== TASK REQUIREMENTS ==
Retype each entry below, keeping every character the same.

** start of GIVEN RECORDS **

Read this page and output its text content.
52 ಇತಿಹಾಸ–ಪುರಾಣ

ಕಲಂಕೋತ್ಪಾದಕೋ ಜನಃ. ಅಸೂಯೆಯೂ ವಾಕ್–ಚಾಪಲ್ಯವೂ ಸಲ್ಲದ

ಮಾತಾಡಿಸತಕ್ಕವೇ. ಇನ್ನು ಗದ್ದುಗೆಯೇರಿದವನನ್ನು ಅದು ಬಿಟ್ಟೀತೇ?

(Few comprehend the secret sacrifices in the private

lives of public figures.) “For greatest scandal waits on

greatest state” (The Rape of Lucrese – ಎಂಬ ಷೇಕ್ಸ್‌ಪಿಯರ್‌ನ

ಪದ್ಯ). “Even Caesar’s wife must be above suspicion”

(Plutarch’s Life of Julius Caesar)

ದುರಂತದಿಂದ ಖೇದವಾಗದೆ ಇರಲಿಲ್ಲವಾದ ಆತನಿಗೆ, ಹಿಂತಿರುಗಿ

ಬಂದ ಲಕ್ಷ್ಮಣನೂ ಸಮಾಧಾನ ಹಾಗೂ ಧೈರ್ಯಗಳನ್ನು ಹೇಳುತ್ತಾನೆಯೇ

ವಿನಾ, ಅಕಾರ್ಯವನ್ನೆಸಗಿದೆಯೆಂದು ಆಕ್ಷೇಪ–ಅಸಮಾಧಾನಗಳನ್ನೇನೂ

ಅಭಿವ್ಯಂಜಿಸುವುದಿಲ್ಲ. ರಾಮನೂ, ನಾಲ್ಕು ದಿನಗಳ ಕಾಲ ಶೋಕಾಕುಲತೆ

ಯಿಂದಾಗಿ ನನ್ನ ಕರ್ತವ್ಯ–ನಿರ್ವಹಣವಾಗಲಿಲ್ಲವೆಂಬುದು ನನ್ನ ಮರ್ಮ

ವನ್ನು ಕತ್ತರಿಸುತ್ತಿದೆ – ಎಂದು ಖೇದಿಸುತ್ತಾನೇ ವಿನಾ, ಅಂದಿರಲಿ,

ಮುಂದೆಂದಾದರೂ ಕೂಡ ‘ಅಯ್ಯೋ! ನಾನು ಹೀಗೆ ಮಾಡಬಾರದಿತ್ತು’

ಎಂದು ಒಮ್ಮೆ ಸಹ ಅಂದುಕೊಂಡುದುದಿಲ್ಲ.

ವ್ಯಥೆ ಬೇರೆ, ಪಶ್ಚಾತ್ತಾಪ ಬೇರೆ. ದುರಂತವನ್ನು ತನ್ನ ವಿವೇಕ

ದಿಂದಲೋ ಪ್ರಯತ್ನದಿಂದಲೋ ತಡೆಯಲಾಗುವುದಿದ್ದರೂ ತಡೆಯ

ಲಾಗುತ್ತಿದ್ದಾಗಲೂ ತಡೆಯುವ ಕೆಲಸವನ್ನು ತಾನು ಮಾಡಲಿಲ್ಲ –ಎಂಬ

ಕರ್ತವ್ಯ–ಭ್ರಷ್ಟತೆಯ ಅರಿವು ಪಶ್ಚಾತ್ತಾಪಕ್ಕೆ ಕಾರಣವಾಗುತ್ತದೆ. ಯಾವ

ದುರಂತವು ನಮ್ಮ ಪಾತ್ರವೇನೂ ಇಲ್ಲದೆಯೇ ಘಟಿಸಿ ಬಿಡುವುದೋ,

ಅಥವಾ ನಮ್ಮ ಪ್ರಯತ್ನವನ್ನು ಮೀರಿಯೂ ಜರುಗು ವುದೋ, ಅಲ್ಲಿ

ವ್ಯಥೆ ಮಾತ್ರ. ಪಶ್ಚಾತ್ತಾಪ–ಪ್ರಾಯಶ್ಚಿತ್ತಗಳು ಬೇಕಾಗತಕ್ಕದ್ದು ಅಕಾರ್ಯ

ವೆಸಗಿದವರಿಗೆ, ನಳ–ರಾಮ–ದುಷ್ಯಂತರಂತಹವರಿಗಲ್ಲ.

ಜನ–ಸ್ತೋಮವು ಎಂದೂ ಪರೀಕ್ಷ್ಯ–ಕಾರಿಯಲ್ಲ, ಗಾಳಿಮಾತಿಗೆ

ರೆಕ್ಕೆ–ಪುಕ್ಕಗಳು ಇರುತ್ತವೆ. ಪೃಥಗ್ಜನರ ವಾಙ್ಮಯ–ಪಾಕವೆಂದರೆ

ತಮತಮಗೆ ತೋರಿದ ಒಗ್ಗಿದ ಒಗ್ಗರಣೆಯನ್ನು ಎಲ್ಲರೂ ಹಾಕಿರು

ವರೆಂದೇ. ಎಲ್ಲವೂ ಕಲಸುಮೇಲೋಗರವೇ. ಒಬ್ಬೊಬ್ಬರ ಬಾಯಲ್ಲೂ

** end of GIVEN RECORDS **

== COMPLETE ANSWER ==
Read this page and output its text content.
52 ಇತಿಹಾಸ–ಪುರಾಣ

ಕಲಂಕೋತ್ಪಾದಕೋ ಜನಃ. ಅಸೂಯೆಯೂ ವಾಕ್–ಚಾಪಲ್ಯವೂ ಸಲ್ಲದ

ಮಾತಾಡಿಸತಕ್ಕವೇ. ಇನ್ನು ಗದ್ದುಗೆಯೇರಿದವನನ್ನು ಅದು ಬಿಟ್ಟೀತೇ?

(Few comprehend the secret sacrifices in the private

lives of public figures.) “For greatest scandal waits on

greatest state” (The Rape of Lucrese – ಎಂಬ ಷೇಕ್ಸ್‌ಪಿಯರ್‌ನ

ಪದ್ಯ). “Even Caesar’s wife must be above suspicion”

(Plutarch’s Life of Julius Caesar)

ದುರಂತದಿಂದ ಖೇದವಾಗದೆ ಇರಲಿಲ್ಲವಾದ ಆತನಿಗೆ, ಹಿಂತಿರುಗಿ

ಬಂದ ಲಕ್ಷ್ಮಣನೂ ಸಮಾಧಾನ ಹಾಗೂ ಧೈರ್ಯಗಳನ್ನು ಹೇಳುತ್ತಾನೆಯೇ

ವಿನಾ, ಅಕಾರ್ಯವನ್ನೆಸಗಿದೆಯೆಂದು ಆಕ್ಷೇಪ–ಅಸಮಾಧಾನಗಳನ್ನೇನೂ

ಅಭಿವ್ಯಂಜಿಸುವುದಿಲ್ಲ. ರಾಮನೂ, ನಾಲ್ಕು ದಿನಗಳ ಕಾಲ ಶೋಕಾಕುಲತೆ

ಯಿಂದಾಗಿ ನನ್ನ ಕರ್ತವ್ಯ–ನಿರ್ವಹಣವಾಗಲಿಲ್ಲವೆಂಬುದು ನನ್ನ ಮರ್ಮ

ವನ್ನು ಕತ್ತರಿಸುತ್ತಿದೆ – ಎಂದು ಖೇದಿಸುತ್ತಾನೇ ವಿನಾ, ಅಂದಿರಲಿ,

ಮುಂದೆಂದಾದರೂ ಕೂಡ ‘ಅಯ್ಯೋ! ನಾನು ಹೀಗೆ ಮಾಡಬಾರದಿತ್ತು’

ಎಂದು ಒಮ್ಮೆ ಸಹ ಅಂದುಕೊಂಡುದುದಿಲ್ಲ.

ವ್ಯಥೆ ಬೇರೆ, ಪಶ್ಚಾತ್ತಾಪ ಬೇರೆ. ದುರಂತವನ್ನು ತನ್ನ ವಿವೇಕ

ದಿಂದಲೋ ಪ್ರಯತ್ನದಿಂದಲೋ ತಡೆಯಲಾಗುವುದಿದ್ದರೂ ತಡೆಯ

ಲಾಗುತ್ತಿದ್ದಾಗಲೂ ತಡೆಯುವ ಕೆಲಸವನ್ನು ತಾನು ಮಾಡಲಿಲ್ಲ –ಎಂಬ

ಕರ್ತವ್ಯ–ಭ್ರಷ್ಟತೆಯ ಅರಿವು ಪಶ್ಚಾತ್ತಾಪಕ್ಕೆ ಕಾರಣವಾಗುತ್ತದೆ. ಯಾವ

ದುರಂತವು ನಮ್ಮ ಪಾತ್ರವೇನೂ ಇಲ್ಲದೆಯೇ ಘಟಿಸಿ ಬಿಡುವುದೋ,

ಅಥವಾ ನಮ್ಮ ಪ್ರಯತ್ನವನ್ನು ಮೀರಿಯೂ ಜರುಗು ವುದೋ, ಅಲ್ಲಿ

ವ್ಯಥೆ ಮಾತ್ರ. ಪಶ್ಚಾತ್ತಾಪ–ಪ್ರಾಯಶ್ಚಿತ್ತಗಳು ಬೇಕಾಗತಕ್ಕದ್ದು ಅಕಾರ್ಯ

ವೆಸಗಿದವರಿಗೆ, ನಳ–ರಾಮ–ದುಷ್ಯಂತರಂತಹವರಿಗಲ್ಲ.

ಜನ–ಸ್ತೋಮವು ಎಂದೂ ಪರೀಕ್ಷ್ಯ–ಕಾರಿಯಲ್ಲ, ಗಾಳಿಮಾತಿಗೆ

ರೆಕ್ಕೆ–ಪುಕ್ಕಗಳು ಇರುತ್ತವೆ. ಪೃಥಗ್ಜನರ ವಾಙ್ಮಯ–ಪಾಕವೆಂದರೆ

ತಮತಮಗೆ ತೋರಿದ ಒಗ್ಗಿದ ಒಗ್ಗರಣೆಯನ್ನು ಎಲ್ಲರೂ ಹಾಕಿರು

ವರೆಂದೇ. ಎಲ್ಲವೂ ಕಲಸುಮೇಲೋಗರವೇ. ಒಬ್ಬೊಬ್ಬರ ಬಾಯಲ್ಲೂ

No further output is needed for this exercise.